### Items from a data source
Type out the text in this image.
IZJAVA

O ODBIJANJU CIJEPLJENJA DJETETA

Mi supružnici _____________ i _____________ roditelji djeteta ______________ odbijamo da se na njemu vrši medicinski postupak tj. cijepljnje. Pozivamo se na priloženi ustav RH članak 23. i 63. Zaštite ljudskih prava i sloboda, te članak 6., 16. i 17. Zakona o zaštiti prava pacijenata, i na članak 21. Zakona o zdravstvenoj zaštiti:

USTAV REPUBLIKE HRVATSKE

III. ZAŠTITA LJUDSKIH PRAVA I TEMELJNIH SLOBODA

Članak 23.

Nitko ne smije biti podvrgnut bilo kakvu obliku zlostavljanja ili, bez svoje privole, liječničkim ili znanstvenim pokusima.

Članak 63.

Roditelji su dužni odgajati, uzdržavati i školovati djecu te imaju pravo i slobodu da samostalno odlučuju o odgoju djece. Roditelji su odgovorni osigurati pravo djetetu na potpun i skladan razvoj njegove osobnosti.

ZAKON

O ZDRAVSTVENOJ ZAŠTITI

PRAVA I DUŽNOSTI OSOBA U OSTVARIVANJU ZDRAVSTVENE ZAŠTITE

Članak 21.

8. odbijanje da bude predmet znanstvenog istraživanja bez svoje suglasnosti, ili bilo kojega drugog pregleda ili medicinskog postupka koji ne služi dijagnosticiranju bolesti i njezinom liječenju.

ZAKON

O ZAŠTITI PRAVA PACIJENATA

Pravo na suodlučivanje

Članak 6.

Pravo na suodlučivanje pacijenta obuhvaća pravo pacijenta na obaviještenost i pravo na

### Task brief
Write the complete data out, exactly as above.

### The solution
Type out the text in this image.
IZJAVA

O ODBIJANJU CIJEPLJENJA DJETETA

Mi supružnici _____________ i _____________ roditelji djeteta ______________ odbijamo da se na njemu vrši medicinski postupak tj. cijepljnje. Pozivamo se na priloženi ustav RH članak 23. i 63. Zaštite ljudskih prava i sloboda, te članak 6., 16. i 17. Zakona o zaštiti prava pacijenata, i na članak 21. Zakona o zdravstvenoj zaštiti:

USTAV REPUBLIKE HRVATSKE

III. ZAŠTITA LJUDSKIH PRAVA I TEMELJNIH SLOBODA

Članak 23.

Nitko ne smije biti podvrgnut bilo kakvu obliku zlostavljanja ili, bez svoje privole, liječničkim ili znanstvenim pokusima.

Članak 63.

Roditelji su dužni odgajati, uzdržavati i školovati djecu te imaju pravo i slobodu da samostalno odlučuju o odgoju djece. Roditelji su odgovorni osigurati pravo djetetu na potpun i skladan razvoj njegove osobnosti.

ZAKON

O ZDRAVSTVENOJ ZAŠTITI

PRAVA I DUŽNOSTI OSOBA U OSTVARIVANJU ZDRAVSTVENE ZAŠTITE

Članak 21.

8. odbijanje da bude predmet znanstvenog istraživanja bez svoje suglasnosti, ili bilo kojega drugog pregleda ili medicinskog postupka koji ne služi dijagnosticiranju bolesti i njezinom liječenju.

ZAKON

O ZAŠTITI PRAVA PACIJENATA

Pravo na suodlučivanje

Članak 6.

Pravo na suodlučivanje pacijenta obuhvaća pravo pacijenta na obaviještenost i pravo na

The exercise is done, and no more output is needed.